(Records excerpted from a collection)
****
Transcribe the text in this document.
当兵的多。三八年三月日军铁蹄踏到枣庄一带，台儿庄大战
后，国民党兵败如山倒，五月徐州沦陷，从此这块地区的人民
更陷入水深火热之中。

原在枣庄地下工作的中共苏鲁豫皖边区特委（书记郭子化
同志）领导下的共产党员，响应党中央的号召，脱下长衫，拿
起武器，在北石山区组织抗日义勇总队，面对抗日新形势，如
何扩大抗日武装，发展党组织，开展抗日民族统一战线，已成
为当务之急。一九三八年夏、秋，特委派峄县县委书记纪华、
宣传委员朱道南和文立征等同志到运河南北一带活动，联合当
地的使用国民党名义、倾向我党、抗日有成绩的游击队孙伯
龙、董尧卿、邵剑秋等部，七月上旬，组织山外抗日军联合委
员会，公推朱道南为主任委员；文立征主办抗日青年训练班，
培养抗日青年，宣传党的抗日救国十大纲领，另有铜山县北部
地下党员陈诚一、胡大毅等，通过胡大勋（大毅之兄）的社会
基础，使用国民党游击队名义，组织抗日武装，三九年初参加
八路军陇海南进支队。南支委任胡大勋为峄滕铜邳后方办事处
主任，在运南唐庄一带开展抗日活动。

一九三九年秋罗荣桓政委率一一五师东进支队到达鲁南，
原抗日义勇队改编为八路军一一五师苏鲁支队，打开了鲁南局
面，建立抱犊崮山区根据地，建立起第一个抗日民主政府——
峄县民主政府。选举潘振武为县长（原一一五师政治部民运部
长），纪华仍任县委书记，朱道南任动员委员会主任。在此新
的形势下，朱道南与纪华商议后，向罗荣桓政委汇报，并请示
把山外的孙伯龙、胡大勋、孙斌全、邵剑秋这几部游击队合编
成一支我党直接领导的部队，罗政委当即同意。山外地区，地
****
▶ WRITTEN TASK: Copy all the records above exactly, missing none.

▶ WRITTEN SOLUTION:
Transcribe the text in this document.
当兵的多。三八年三月日军铁蹄踏到枣庄一带，台儿庄大战
后，国民党兵败如山倒，五月徐州沦陷，从此这块地区的人民
更陷入水深火热之中。

原在枣庄地下工作的中共苏鲁豫皖边区特委（书记郭子化
同志）领导下的共产党员，响应党中央的号召，脱下长衫，拿
起武器，在北石山区组织抗日义勇总队，面对抗日新形势，如
何扩大抗日武装，发展党组织，开展抗日民族统一战线，已成
为当务之急。一九三八年夏、秋，特委派峄县县委书记纪华、
宣传委员朱道南和文立征等同志到运河南北一带活动，联合当
地的使用国民党名义、倾向我党、抗日有成绩的游击队孙伯
龙、董尧卿、邵剑秋等部，七月上旬，组织山外抗日军联合委
员会，公推朱道南为主任委员；文立征主办抗日青年训练班，
培养抗日青年，宣传党的抗日救国十大纲领，另有铜山县北部
地下党员陈诚一、胡大毅等，通过胡大勋（大毅之兄）的社会
基础，使用国民党游击队名义，组织抗日武装，三九年初参加
八路军陇海南进支队。南支委任胡大勋为峄滕铜邳后方办事处
主任，在运南唐庄一带开展抗日活动。

一九三九年秋罗荣桓政委率一一五师东进支队到达鲁南，
原抗日义勇队改编为八路军一一五师苏鲁支队，打开了鲁南局
面，建立抱犊崮山区根据地，建立起第一个抗日民主政府——
峄县民主政府。选举潘振武为县长（原一一五师政治部民运部
长），纪华仍任县委书记，朱道南任动员委员会主任。在此新
的形势下，朱道南与纪华商议后，向罗荣桓政委汇报，并请示
把山外的孙伯龙、胡大勋、孙斌全、邵剑秋这几部游击队合编
成一支我党直接领导的部队，罗政委当即同意。山外地区，地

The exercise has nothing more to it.